— The task —
Repeat every record below exactly, omitting any pictures.

══ Data extract ══

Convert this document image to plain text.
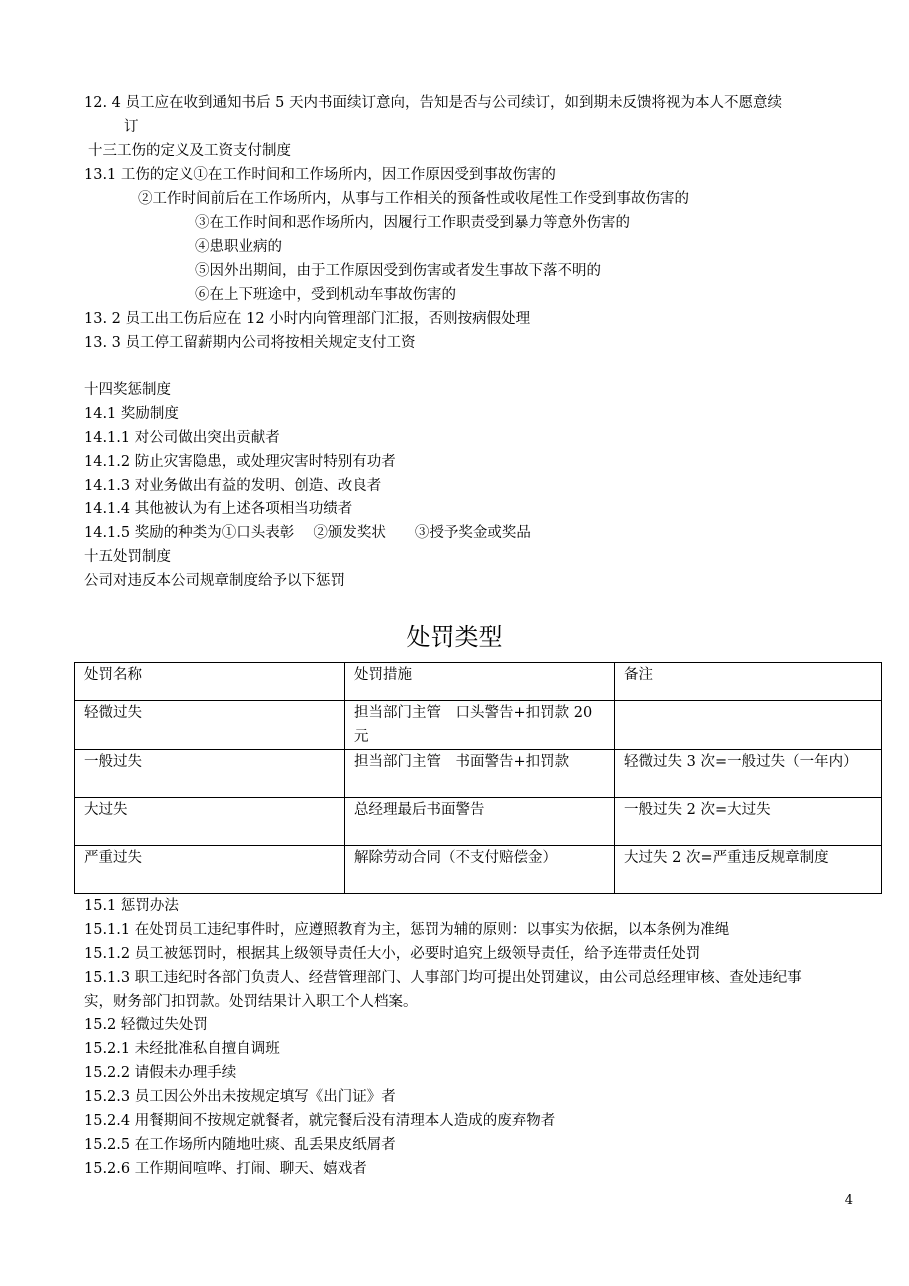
12. 4 员工应在收到通知书后 5 天内书面续订意向，告知是否与公司续订，如到期未反馈将视为本人不愿意续
订
十三工伤的定义及工资支付制度
13.1 工伤的定义①在工作时间和工作场所内，因工作原因受到事故伤害的
②工作时间前后在工作场所内，从事与工作相关的预备性或收尾性工作受到事故伤害的
③在工作时间和恶作场所内，因履行工作职责受到暴力等意外伤害的
④患职业病的
⑤因外出期间，由于工作原因受到伤害或者发生事故下落不明的
⑥在上下班途中，受到机动车事故伤害的
13. 2 员工出工伤后应在 12 小时内向管理部门汇报，否则按病假处理
13. 3 员工停工留薪期内公司将按相关规定支付工资
十四奖惩制度
14.1 奖励制度
14.1.1 对公司做出突出贡献者
14.1.2 防止灾害隐患，或处理灾害时特别有功者
14.1.3 对业务做出有益的发明、创造、改良者
14.1.4 其他被认为有上述各项相当功绩者
14.1.5 奖励的种类为①口头表彰　 ②颁发奖状　　③授予奖金或奖品
十五处罚制度
公司对违反本公司规章制度给予以下惩罚
处罚类型
处罚名称	处罚措施	备注
轻微过失	担当部门主管　口头警告+扣罚款 20 元	
一般过失	担当部门主管　书面警告+扣罚款	轻微过失 3 次=一般过失（一年内）
大过失	总经理最后书面警告	一般过失 2 次=大过失
严重过失	解除劳动合同（不支付赔偿金）	大过失 2 次=严重违反规章制度
15.1 惩罚办法
15.1.1 在处罚员工违纪事件时，应遵照教育为主，惩罚为辅的原则：以事实为依据，以本条例为准绳
15.1.2 员工被惩罚时，根据其上级领导责任大小，必要时追究上级领导责任，给予连带责任处罚
15.1.3 职工违纪时各部门负责人、经营管理部门、人事部门均可提出处罚建议，由公司总经理审核、查处违纪事
实，财务部门扣罚款。处罚结果计入职工个人档案。
15.2 轻微过失处罚
15.2.1 未经批准私自擅自调班
15.2.2 请假未办理手续
15.2.3 员工因公外出未按规定填写《出门证》者
15.2.4 用餐期间不按规定就餐者，就完餐后没有清理本人造成的废弃物者
15.2.5 在工作场所内随地吐痰、乱丢果皮纸屑者
15.2.6 工作期间喧哗、打闹、聊天、嬉戏者
4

═══

— Correct output —
Convert this document image to plain text.
12. 4 员工应在收到通知书后 5 天内书面续订意向，告知是否与公司续订，如到期未反馈将视为本人不愿意续
订
十三工伤的定义及工资支付制度
13.1 工伤的定义①在工作时间和工作场所内，因工作原因受到事故伤害的
②工作时间前后在工作场所内，从事与工作相关的预备性或收尾性工作受到事故伤害的
③在工作时间和恶作场所内，因履行工作职责受到暴力等意外伤害的
④患职业病的
⑤因外出期间，由于工作原因受到伤害或者发生事故下落不明的
⑥在上下班途中，受到机动车事故伤害的
13. 2 员工出工伤后应在 12 小时内向管理部门汇报，否则按病假处理
13. 3 员工停工留薪期内公司将按相关规定支付工资
十四奖惩制度
14.1 奖励制度
14.1.1 对公司做出突出贡献者
14.1.2 防止灾害隐患，或处理灾害时特别有功者
14.1.3 对业务做出有益的发明、创造、改良者
14.1.4 其他被认为有上述各项相当功绩者
14.1.5 奖励的种类为①口头表彰　 ②颁发奖状　　③授予奖金或奖品
十五处罚制度
公司对违反本公司规章制度给予以下惩罚
处罚类型
处罚名称	处罚措施	备注
轻微过失	担当部门主管　口头警告+扣罚款 20 元	
一般过失	担当部门主管　书面警告+扣罚款	轻微过失 3 次=一般过失（一年内）
大过失	总经理最后书面警告	一般过失 2 次=大过失
严重过失	解除劳动合同（不支付赔偿金）	大过失 2 次=严重违反规章制度
15.1 惩罚办法
15.1.1 在处罚员工违纪事件时，应遵照教育为主，惩罚为辅的原则：以事实为依据，以本条例为准绳
15.1.2 员工被惩罚时，根据其上级领导责任大小，必要时追究上级领导责任，给予连带责任处罚
15.1.3 职工违纪时各部门负责人、经营管理部门、人事部门均可提出处罚建议，由公司总经理审核、查处违纪事
实，财务部门扣罚款。处罚结果计入职工个人档案。
15.2 轻微过失处罚
15.2.1 未经批准私自擅自调班
15.2.2 请假未办理手续
15.2.3 员工因公外出未按规定填写《出门证》者
15.2.4 用餐期间不按规定就餐者，就完餐后没有清理本人造成的废弃物者
15.2.5 在工作场所内随地吐痰、乱丢果皮纸屑者
15.2.6 工作期间喧哗、打闹、聊天、嬉戏者
4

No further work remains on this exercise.